PROBLEM REQUIREMENTS — Output every line exactly as written. Leave out pictures.
* start RECORDS SHOWN *
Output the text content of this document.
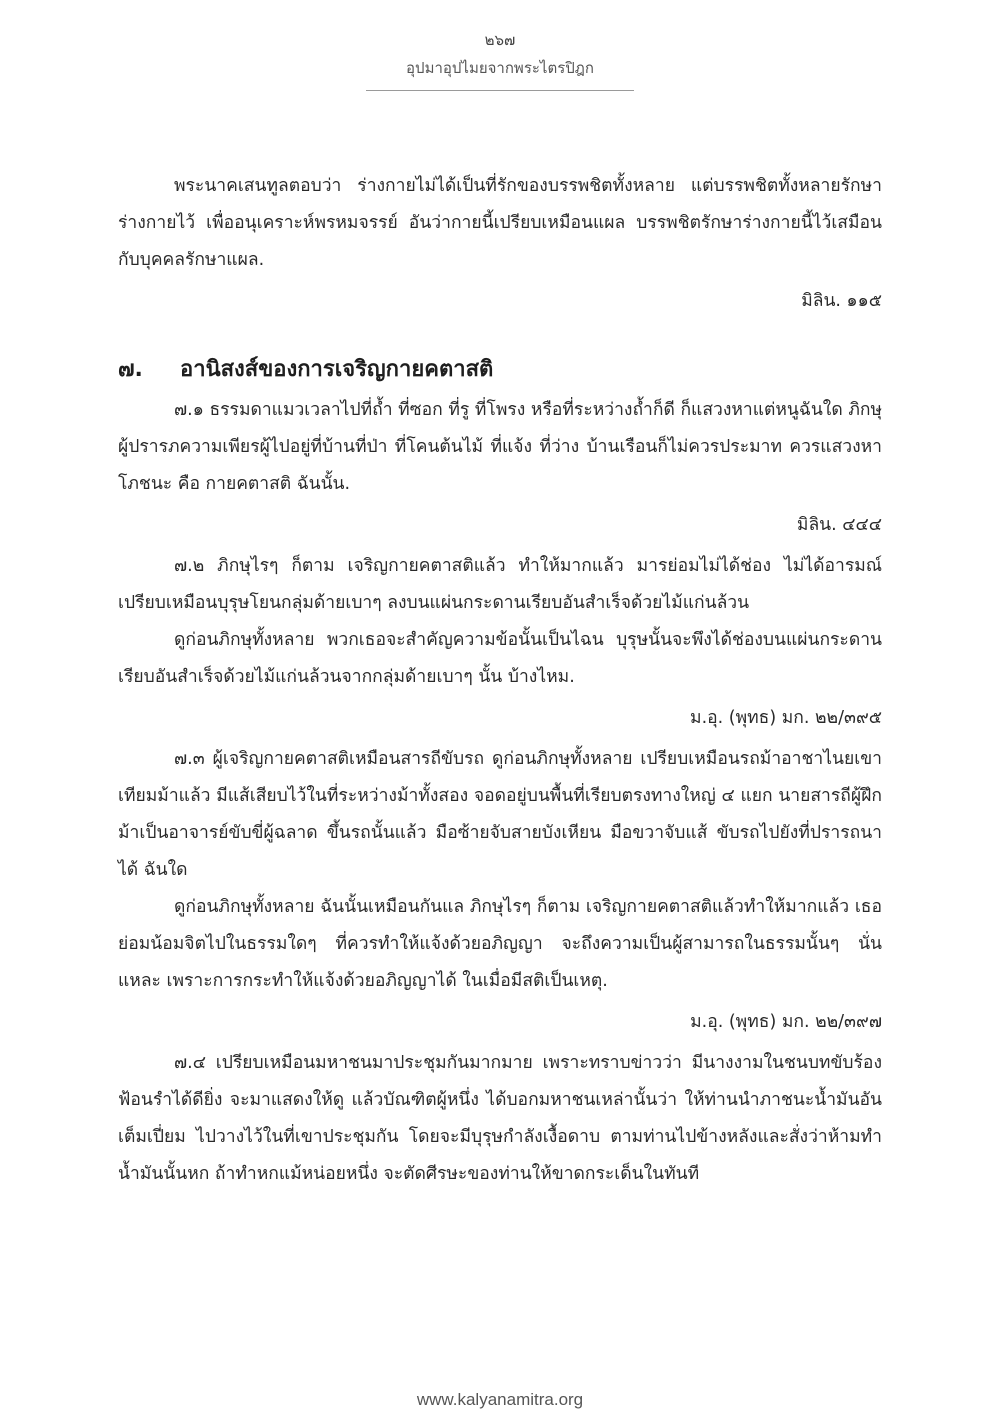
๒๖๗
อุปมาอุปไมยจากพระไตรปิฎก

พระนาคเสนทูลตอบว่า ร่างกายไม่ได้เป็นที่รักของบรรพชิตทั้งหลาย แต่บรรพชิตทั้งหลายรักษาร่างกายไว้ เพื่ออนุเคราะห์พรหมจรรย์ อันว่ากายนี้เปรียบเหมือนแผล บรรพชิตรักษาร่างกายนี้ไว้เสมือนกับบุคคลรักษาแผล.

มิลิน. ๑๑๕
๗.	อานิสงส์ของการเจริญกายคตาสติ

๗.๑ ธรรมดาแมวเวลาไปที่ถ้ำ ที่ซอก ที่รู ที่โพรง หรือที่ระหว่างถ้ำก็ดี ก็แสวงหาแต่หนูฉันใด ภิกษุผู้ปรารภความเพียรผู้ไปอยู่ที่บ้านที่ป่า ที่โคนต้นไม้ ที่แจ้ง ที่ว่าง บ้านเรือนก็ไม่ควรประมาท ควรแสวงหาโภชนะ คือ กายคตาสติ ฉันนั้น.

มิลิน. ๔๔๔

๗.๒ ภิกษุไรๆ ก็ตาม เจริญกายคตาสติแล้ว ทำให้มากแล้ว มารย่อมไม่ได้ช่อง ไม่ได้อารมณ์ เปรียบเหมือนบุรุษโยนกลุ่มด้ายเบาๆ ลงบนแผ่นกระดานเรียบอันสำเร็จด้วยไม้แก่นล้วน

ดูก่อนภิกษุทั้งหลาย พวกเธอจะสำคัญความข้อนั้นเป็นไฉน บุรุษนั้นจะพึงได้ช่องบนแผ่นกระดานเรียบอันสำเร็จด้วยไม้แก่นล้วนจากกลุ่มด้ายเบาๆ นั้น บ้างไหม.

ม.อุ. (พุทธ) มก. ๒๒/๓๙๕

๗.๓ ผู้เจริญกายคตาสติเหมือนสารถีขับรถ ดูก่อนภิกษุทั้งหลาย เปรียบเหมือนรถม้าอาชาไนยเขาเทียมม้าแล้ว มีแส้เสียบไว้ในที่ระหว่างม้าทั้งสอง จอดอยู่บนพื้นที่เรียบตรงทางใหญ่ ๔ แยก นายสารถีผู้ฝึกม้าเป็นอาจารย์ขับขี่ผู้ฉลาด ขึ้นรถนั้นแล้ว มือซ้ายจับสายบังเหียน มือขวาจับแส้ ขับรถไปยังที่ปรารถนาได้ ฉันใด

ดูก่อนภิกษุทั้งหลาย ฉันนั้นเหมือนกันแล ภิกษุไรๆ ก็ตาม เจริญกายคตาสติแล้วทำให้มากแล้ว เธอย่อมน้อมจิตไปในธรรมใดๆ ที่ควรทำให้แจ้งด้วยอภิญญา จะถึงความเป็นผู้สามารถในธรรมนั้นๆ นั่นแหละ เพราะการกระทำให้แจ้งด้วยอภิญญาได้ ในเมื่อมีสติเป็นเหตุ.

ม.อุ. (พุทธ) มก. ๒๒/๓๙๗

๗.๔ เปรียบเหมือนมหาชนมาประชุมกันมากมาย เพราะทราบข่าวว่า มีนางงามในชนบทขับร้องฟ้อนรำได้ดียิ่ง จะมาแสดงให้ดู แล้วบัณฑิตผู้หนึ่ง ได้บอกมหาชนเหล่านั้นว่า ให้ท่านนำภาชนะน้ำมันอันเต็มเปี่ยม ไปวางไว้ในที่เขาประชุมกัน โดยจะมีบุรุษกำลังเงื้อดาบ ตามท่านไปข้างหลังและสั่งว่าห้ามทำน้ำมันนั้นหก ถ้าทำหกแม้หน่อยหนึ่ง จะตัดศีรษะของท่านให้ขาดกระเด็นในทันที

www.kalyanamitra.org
* end RECORDS SHOWN *
RESPONSE TO THE EXERCISE —
Output the text content of this document.
๒๖๗
อุปมาอุปไมยจากพระไตรปิฎก

พระนาคเสนทูลตอบว่า ร่างกายไม่ได้เป็นที่รักของบรรพชิตทั้งหลาย แต่บรรพชิตทั้งหลายรักษาร่างกายไว้ เพื่ออนุเคราะห์พรหมจรรย์ อันว่ากายนี้เปรียบเหมือนแผล บรรพชิตรักษาร่างกายนี้ไว้เสมือนกับบุคคลรักษาแผล.

มิลิน. ๑๑๕
๗.	อานิสงส์ของการเจริญกายคตาสติ

๗.๑ ธรรมดาแมวเวลาไปที่ถ้ำ ที่ซอก ที่รู ที่โพรง หรือที่ระหว่างถ้ำก็ดี ก็แสวงหาแต่หนูฉันใด ภิกษุผู้ปรารภความเพียรผู้ไปอยู่ที่บ้านที่ป่า ที่โคนต้นไม้ ที่แจ้ง ที่ว่าง บ้านเรือนก็ไม่ควรประมาท ควรแสวงหาโภชนะ คือ กายคตาสติ ฉันนั้น.

มิลิน. ๔๔๔

๗.๒ ภิกษุไรๆ ก็ตาม เจริญกายคตาสติแล้ว ทำให้มากแล้ว มารย่อมไม่ได้ช่อง ไม่ได้อารมณ์ เปรียบเหมือนบุรุษโยนกลุ่มด้ายเบาๆ ลงบนแผ่นกระดานเรียบอันสำเร็จด้วยไม้แก่นล้วน

ดูก่อนภิกษุทั้งหลาย พวกเธอจะสำคัญความข้อนั้นเป็นไฉน บุรุษนั้นจะพึงได้ช่องบนแผ่นกระดานเรียบอันสำเร็จด้วยไม้แก่นล้วนจากกลุ่มด้ายเบาๆ นั้น บ้างไหม.

ม.อุ. (พุทธ) มก. ๒๒/๓๙๕

๗.๓ ผู้เจริญกายคตาสติเหมือนสารถีขับรถ ดูก่อนภิกษุทั้งหลาย เปรียบเหมือนรถม้าอาชาไนยเขาเทียมม้าแล้ว มีแส้เสียบไว้ในที่ระหว่างม้าทั้งสอง จอดอยู่บนพื้นที่เรียบตรงทางใหญ่ ๔ แยก นายสารถีผู้ฝึกม้าเป็นอาจารย์ขับขี่ผู้ฉลาด ขึ้นรถนั้นแล้ว มือซ้ายจับสายบังเหียน มือขวาจับแส้ ขับรถไปยังที่ปรารถนาได้ ฉันใด

ดูก่อนภิกษุทั้งหลาย ฉันนั้นเหมือนกันแล ภิกษุไรๆ ก็ตาม เจริญกายคตาสติแล้วทำให้มากแล้ว เธอย่อมน้อมจิตไปในธรรมใดๆ ที่ควรทำให้แจ้งด้วยอภิญญา จะถึงความเป็นผู้สามารถในธรรมนั้นๆ นั่นแหละ เพราะการกระทำให้แจ้งด้วยอภิญญาได้ ในเมื่อมีสติเป็นเหตุ.

ม.อุ. (พุทธ) มก. ๒๒/๓๙๗

๗.๔ เปรียบเหมือนมหาชนมาประชุมกันมากมาย เพราะทราบข่าวว่า มีนางงามในชนบทขับร้องฟ้อนรำได้ดียิ่ง จะมาแสดงให้ดู แล้วบัณฑิตผู้หนึ่ง ได้บอกมหาชนเหล่านั้นว่า ให้ท่านนำภาชนะน้ำมันอันเต็มเปี่ยม ไปวางไว้ในที่เขาประชุมกัน โดยจะมีบุรุษกำลังเงื้อดาบ ตามท่านไปข้างหลังและสั่งว่าห้ามทำน้ำมันนั้นหก ถ้าทำหกแม้หน่อยหนึ่ง จะตัดศีรษะของท่านให้ขาดกระเด็นในทันที

www.kalyanamitra.org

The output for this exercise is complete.